**Direction**
Work through the entries below and report how many lines include "Concentration". The number alone is the answer.
***** Exercise input
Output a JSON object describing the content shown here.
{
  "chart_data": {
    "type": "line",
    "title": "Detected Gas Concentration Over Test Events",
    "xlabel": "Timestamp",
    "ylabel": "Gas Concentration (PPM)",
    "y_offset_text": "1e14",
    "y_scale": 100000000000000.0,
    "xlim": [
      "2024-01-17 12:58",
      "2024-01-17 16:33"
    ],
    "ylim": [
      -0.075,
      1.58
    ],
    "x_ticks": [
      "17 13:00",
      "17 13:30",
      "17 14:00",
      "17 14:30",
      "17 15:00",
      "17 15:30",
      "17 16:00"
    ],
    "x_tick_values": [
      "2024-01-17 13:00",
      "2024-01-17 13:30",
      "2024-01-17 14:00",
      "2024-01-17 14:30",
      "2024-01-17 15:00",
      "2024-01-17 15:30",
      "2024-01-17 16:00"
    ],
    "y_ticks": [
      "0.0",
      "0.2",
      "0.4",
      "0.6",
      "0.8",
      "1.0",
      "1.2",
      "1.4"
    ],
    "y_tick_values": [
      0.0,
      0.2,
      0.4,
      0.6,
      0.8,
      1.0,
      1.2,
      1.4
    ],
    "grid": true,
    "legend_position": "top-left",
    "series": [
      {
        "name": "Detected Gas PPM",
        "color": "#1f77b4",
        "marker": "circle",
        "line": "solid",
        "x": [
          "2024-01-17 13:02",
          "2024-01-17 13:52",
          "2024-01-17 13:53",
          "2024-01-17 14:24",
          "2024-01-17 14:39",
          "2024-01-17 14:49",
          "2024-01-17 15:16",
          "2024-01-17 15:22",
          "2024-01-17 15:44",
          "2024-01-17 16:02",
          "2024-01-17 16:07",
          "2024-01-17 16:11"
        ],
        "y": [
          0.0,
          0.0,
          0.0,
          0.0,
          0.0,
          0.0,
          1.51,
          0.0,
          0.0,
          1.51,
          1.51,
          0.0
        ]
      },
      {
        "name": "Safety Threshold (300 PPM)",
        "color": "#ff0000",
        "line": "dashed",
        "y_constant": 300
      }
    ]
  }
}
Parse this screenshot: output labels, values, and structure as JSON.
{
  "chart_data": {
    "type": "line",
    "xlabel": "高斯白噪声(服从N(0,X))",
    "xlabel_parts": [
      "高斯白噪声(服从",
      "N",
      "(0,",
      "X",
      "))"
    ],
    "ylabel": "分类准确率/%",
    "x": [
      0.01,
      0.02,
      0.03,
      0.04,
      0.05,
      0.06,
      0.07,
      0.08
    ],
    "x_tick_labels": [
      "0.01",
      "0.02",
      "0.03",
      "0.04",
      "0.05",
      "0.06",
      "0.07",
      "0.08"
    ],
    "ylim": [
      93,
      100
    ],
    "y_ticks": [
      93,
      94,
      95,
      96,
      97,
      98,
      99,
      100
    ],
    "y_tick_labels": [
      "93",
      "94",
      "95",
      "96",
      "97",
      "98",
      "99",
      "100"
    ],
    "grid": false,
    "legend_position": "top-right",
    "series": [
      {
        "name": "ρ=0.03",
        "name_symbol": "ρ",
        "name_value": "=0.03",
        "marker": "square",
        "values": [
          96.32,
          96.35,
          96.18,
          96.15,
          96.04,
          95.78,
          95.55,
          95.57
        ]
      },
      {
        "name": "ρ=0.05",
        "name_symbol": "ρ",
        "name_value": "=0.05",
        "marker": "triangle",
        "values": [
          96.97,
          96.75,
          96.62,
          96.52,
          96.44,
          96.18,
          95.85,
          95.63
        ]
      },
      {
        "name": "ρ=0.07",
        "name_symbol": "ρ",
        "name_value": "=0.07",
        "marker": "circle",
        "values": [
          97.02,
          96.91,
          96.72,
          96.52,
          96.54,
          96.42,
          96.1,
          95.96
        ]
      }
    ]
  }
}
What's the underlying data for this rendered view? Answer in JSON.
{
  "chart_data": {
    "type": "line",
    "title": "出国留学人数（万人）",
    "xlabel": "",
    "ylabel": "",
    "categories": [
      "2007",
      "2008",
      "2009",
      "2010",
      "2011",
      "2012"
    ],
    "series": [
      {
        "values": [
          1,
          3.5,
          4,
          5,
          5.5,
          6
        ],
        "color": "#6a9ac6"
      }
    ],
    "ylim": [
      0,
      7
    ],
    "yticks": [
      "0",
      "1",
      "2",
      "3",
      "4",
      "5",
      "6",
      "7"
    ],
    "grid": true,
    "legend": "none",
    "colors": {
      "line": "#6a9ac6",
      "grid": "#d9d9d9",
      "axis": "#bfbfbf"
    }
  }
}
**********
**Exercise solution**
2